## Exercise prompt
What number of lines contain the word "promptus"? Reply with the number and nothing else.

## Raw data
····················
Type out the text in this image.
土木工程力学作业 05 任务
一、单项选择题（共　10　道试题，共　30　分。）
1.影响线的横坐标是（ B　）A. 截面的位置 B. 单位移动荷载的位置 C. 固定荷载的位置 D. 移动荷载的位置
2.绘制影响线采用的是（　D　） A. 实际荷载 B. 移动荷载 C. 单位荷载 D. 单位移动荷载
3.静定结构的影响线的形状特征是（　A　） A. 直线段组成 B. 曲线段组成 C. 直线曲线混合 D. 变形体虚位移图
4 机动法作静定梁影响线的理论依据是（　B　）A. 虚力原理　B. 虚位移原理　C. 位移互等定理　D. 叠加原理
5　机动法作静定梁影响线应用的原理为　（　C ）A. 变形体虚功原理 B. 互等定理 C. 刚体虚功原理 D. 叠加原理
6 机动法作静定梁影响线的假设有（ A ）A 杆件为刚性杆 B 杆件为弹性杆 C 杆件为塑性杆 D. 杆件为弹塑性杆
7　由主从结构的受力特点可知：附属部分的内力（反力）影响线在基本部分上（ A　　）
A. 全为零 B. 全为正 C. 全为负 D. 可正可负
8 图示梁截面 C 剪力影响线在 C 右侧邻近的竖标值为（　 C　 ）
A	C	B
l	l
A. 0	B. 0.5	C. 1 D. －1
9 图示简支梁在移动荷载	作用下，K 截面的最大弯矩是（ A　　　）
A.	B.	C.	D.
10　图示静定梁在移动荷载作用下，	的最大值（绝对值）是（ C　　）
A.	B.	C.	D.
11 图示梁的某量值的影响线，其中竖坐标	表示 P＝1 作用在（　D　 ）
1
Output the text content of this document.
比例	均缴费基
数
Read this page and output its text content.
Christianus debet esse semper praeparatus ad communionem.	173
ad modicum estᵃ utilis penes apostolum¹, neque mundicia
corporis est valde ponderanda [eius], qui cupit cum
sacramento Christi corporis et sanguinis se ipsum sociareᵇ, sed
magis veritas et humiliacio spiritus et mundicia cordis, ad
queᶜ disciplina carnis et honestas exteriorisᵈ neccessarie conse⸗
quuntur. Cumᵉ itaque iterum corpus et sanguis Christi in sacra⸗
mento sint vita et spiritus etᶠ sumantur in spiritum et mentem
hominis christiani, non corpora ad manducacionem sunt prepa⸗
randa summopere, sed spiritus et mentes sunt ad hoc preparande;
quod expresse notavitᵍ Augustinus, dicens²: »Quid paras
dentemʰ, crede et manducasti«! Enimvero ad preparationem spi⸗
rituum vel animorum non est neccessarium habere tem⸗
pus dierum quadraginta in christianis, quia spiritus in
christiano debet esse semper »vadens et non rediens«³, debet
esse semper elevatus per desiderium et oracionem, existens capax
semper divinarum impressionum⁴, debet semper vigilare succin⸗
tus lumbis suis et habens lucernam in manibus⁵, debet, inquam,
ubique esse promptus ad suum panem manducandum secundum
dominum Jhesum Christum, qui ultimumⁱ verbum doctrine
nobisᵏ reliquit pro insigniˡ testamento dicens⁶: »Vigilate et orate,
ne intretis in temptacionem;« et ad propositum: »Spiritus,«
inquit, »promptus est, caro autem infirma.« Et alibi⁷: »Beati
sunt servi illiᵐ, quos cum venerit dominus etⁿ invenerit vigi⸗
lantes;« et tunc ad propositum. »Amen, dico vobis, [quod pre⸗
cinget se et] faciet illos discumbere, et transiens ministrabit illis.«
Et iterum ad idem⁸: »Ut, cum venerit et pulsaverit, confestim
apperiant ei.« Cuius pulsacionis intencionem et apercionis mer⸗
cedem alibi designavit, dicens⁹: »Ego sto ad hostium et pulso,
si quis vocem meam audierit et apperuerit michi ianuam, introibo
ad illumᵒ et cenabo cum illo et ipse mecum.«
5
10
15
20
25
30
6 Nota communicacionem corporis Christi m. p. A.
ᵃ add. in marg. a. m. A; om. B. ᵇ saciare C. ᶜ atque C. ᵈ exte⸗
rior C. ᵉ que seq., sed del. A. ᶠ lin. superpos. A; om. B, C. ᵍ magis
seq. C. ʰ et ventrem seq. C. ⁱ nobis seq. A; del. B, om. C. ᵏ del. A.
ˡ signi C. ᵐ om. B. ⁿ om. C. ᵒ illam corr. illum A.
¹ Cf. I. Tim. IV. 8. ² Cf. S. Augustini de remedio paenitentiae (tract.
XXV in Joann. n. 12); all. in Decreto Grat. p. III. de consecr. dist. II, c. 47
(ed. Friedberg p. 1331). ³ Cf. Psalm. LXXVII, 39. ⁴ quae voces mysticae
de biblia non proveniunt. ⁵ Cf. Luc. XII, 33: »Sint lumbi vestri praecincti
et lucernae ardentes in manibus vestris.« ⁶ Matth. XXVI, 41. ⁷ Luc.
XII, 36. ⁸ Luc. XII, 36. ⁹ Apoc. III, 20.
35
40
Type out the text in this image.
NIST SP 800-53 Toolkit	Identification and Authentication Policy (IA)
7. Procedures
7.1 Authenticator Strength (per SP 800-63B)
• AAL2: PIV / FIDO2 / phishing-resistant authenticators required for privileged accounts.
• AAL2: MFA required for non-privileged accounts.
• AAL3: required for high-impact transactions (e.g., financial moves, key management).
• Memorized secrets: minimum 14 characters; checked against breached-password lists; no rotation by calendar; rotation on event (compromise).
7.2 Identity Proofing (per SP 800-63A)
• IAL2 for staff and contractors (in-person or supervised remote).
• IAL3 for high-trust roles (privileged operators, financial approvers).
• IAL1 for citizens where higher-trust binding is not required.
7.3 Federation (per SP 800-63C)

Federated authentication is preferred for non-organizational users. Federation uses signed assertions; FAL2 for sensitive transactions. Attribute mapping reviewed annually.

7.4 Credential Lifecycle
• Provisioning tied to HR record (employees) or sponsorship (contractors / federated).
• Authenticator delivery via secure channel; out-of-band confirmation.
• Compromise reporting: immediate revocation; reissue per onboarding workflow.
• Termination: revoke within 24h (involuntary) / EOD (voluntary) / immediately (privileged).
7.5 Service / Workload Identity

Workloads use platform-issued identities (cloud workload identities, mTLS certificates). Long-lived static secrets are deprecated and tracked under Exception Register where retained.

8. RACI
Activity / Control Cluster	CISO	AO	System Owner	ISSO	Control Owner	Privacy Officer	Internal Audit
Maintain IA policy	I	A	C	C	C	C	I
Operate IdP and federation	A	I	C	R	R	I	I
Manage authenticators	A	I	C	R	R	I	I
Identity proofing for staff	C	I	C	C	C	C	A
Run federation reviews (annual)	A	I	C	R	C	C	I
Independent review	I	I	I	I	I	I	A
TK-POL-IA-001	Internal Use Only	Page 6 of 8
····················
## The output
2